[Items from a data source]
----
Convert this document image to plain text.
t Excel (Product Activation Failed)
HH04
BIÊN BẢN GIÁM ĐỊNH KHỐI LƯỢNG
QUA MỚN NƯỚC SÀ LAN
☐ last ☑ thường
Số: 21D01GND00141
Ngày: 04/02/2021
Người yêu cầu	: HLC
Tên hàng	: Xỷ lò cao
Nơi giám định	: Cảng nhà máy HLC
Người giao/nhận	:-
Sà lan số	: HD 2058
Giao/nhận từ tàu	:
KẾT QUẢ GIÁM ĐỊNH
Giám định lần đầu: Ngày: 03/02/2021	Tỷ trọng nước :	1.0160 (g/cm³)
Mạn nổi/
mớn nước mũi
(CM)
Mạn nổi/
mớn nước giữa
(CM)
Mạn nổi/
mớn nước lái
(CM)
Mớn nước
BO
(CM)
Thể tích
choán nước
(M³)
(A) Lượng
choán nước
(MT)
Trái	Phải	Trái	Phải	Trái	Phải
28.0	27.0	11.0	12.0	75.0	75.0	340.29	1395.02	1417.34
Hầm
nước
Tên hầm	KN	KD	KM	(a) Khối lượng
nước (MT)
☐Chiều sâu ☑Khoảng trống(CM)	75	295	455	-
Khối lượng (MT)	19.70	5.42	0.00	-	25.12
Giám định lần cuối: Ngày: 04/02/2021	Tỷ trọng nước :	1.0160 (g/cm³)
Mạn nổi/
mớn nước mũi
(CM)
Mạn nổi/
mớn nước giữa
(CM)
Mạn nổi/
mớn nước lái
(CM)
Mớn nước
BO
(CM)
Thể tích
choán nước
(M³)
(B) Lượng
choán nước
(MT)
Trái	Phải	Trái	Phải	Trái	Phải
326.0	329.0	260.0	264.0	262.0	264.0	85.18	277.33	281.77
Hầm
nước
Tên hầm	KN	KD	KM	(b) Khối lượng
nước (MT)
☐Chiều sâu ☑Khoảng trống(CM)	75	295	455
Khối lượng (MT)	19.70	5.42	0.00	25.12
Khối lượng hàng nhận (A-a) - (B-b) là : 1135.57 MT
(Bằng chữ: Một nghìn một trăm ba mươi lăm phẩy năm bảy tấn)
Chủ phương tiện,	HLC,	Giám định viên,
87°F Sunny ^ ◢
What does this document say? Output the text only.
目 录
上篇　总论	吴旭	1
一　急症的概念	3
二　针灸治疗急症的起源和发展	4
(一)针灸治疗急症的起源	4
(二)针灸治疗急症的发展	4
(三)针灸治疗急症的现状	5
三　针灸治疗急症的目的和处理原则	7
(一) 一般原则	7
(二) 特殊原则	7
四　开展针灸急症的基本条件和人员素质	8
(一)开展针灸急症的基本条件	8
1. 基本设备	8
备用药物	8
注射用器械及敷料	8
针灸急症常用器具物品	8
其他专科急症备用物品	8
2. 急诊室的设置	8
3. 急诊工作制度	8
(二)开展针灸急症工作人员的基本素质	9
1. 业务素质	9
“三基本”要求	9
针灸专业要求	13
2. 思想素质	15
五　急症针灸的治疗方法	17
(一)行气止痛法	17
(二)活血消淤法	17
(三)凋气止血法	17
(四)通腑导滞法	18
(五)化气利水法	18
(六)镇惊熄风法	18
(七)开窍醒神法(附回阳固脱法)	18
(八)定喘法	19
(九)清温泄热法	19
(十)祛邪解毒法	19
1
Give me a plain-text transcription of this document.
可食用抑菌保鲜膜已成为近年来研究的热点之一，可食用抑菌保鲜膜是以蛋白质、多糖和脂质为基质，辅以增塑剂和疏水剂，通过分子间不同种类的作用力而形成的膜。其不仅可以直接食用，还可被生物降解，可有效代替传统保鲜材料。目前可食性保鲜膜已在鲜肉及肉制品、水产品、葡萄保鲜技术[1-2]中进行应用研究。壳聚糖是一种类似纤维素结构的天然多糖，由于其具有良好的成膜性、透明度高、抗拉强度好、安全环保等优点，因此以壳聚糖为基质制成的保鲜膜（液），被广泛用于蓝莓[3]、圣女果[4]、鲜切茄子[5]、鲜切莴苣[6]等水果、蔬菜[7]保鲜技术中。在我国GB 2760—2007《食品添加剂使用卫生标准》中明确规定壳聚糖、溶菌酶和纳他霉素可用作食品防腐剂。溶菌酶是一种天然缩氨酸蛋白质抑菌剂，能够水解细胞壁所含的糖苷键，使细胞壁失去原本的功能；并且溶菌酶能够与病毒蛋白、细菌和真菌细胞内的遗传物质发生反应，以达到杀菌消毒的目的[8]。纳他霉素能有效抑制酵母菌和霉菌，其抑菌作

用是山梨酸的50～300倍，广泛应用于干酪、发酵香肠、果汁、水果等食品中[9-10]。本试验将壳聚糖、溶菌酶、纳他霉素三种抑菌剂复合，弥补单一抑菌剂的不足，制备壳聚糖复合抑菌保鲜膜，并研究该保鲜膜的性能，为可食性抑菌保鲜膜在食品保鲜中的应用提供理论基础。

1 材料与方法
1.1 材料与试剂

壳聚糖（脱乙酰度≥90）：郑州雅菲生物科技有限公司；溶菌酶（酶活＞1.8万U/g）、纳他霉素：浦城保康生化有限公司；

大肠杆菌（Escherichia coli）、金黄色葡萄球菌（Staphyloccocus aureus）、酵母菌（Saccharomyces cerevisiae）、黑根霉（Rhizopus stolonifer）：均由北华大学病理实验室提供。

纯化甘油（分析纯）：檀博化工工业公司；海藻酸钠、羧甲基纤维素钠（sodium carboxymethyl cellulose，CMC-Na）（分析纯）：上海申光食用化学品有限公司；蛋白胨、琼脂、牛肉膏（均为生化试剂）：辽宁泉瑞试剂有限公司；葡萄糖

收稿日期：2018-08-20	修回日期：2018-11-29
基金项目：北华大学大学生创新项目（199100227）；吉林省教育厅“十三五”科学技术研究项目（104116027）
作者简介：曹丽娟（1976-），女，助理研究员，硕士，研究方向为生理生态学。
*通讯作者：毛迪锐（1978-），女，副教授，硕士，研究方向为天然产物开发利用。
----
__Problem details__: All of the entries above should be written out again exactly.

__Solution to this exercise__:
Convert this document image to plain text.
t Excel (Product Activation Failed)
HH04
BIÊN BẢN GIÁM ĐỊNH KHỐI LƯỢNG
QUA MỚN NƯỚC SÀ LAN
☐ last ☑ thường
Số: 21D01GND00141
Ngày: 04/02/2021
Người yêu cầu	: HLC
Tên hàng	: Xỷ lò cao
Nơi giám định	: Cảng nhà máy HLC
Người giao/nhận	:-
Sà lan số	: HD 2058
Giao/nhận từ tàu	:
KẾT QUẢ GIÁM ĐỊNH
Giám định lần đầu: Ngày: 03/02/2021	Tỷ trọng nước :	1.0160 (g/cm³)
Mạn nổi/
mớn nước mũi
(CM)
Mạn nổi/
mớn nước giữa
(CM)
Mạn nổi/
mớn nước lái
(CM)
Mớn nước
BO
(CM)
Thể tích
choán nước
(M³)
(A) Lượng
choán nước
(MT)
Trái	Phải	Trái	Phải	Trái	Phải
28.0	27.0	11.0	12.0	75.0	75.0	340.29	1395.02	1417.34
Hầm
nước
Tên hầm	KN	KD	KM	(a) Khối lượng
nước (MT)
☐Chiều sâu ☑Khoảng trống(CM)	75	295	455	-
Khối lượng (MT)	19.70	5.42	0.00	-	25.12
Giám định lần cuối: Ngày: 04/02/2021	Tỷ trọng nước :	1.0160 (g/cm³)
Mạn nổi/
mớn nước mũi
(CM)
Mạn nổi/
mớn nước giữa
(CM)
Mạn nổi/
mớn nước lái
(CM)
Mớn nước
BO
(CM)
Thể tích
choán nước
(M³)
(B) Lượng
choán nước
(MT)
Trái	Phải	Trái	Phải	Trái	Phải
326.0	329.0	260.0	264.0	262.0	264.0	85.18	277.33	281.77
Hầm
nước
Tên hầm	KN	KD	KM	(b) Khối lượng
nước (MT)
☐Chiều sâu ☑Khoảng trống(CM)	75	295	455
Khối lượng (MT)	19.70	5.42	0.00	25.12
Khối lượng hàng nhận (A-a) - (B-b) là : 1135.57 MT
(Bằng chữ: Một nghìn một trăm ba mươi lăm phẩy năm bảy tấn)
Chủ phương tiện,	HLC,	Giám định viên,
87°F Sunny ^ ◢
What does this document say? Output the text only.
目 录
上篇　总论	吴旭	1
一　急症的概念	3
二　针灸治疗急症的起源和发展	4
(一)针灸治疗急症的起源	4
(二)针灸治疗急症的发展	4
(三)针灸治疗急症的现状	5
三　针灸治疗急症的目的和处理原则	7
(一) 一般原则	7
(二) 特殊原则	7
四　开展针灸急症的基本条件和人员素质	8
(一)开展针灸急症的基本条件	8
1. 基本设备	8
备用药物	8
注射用器械及敷料	8
针灸急症常用器具物品	8
其他专科急症备用物品	8
2. 急诊室的设置	8
3. 急诊工作制度	8
(二)开展针灸急症工作人员的基本素质	9
1. 业务素质	9
“三基本”要求	9
针灸专业要求	13
2. 思想素质	15
五　急症针灸的治疗方法	17
(一)行气止痛法	17
(二)活血消淤法	17
(三)凋气止血法	17
(四)通腑导滞法	18
(五)化气利水法	18
(六)镇惊熄风法	18
(七)开窍醒神法(附回阳固脱法)	18
(八)定喘法	19
(九)清温泄热法	19
(十)祛邪解毒法	19
1
Give me a plain-text transcription of this document.
可食用抑菌保鲜膜已成为近年来研究的热点之一，可食用抑菌保鲜膜是以蛋白质、多糖和脂质为基质，辅以增塑剂和疏水剂，通过分子间不同种类的作用力而形成的膜。其不仅可以直接食用，还可被生物降解，可有效代替传统保鲜材料。目前可食性保鲜膜已在鲜肉及肉制品、水产品、葡萄保鲜技术[1-2]中进行应用研究。壳聚糖是一种类似纤维素结构的天然多糖，由于其具有良好的成膜性、透明度高、抗拉强度好、安全环保等优点，因此以壳聚糖为基质制成的保鲜膜（液），被广泛用于蓝莓[3]、圣女果[4]、鲜切茄子[5]、鲜切莴苣[6]等水果、蔬菜[7]保鲜技术中。在我国GB 2760—2007《食品添加剂使用卫生标准》中明确规定壳聚糖、溶菌酶和纳他霉素可用作食品防腐剂。溶菌酶是一种天然缩氨酸蛋白质抑菌剂，能够水解细胞壁所含的糖苷键，使细胞壁失去原本的功能；并且溶菌酶能够与病毒蛋白、细菌和真菌细胞内的遗传物质发生反应，以达到杀菌消毒的目的[8]。纳他霉素能有效抑制酵母菌和霉菌，其抑菌作

用是山梨酸的50～300倍，广泛应用于干酪、发酵香肠、果汁、水果等食品中[9-10]。本试验将壳聚糖、溶菌酶、纳他霉素三种抑菌剂复合，弥补单一抑菌剂的不足，制备壳聚糖复合抑菌保鲜膜，并研究该保鲜膜的性能，为可食性抑菌保鲜膜在食品保鲜中的应用提供理论基础。

1 材料与方法
1.1 材料与试剂

壳聚糖（脱乙酰度≥90）：郑州雅菲生物科技有限公司；溶菌酶（酶活＞1.8万U/g）、纳他霉素：浦城保康生化有限公司；

大肠杆菌（Escherichia coli）、金黄色葡萄球菌（Staphyloccocus aureus）、酵母菌（Saccharomyces cerevisiae）、黑根霉（Rhizopus stolonifer）：均由北华大学病理实验室提供。

纯化甘油（分析纯）：檀博化工工业公司；海藻酸钠、羧甲基纤维素钠（sodium carboxymethyl cellulose，CMC-Na）（分析纯）：上海申光食用化学品有限公司；蛋白胨、琼脂、牛肉膏（均为生化试剂）：辽宁泉瑞试剂有限公司；葡萄糖

收稿日期：2018-08-20	修回日期：2018-11-29
基金项目：北华大学大学生创新项目（199100227）；吉林省教育厅“十三五”科学技术研究项目（104116027）
作者简介：曹丽娟（1976-），女，助理研究员，硕士，研究方向为生理生态学。
*通讯作者：毛迪锐（1978-），女，副教授，硕士，研究方向为天然产物开发利用。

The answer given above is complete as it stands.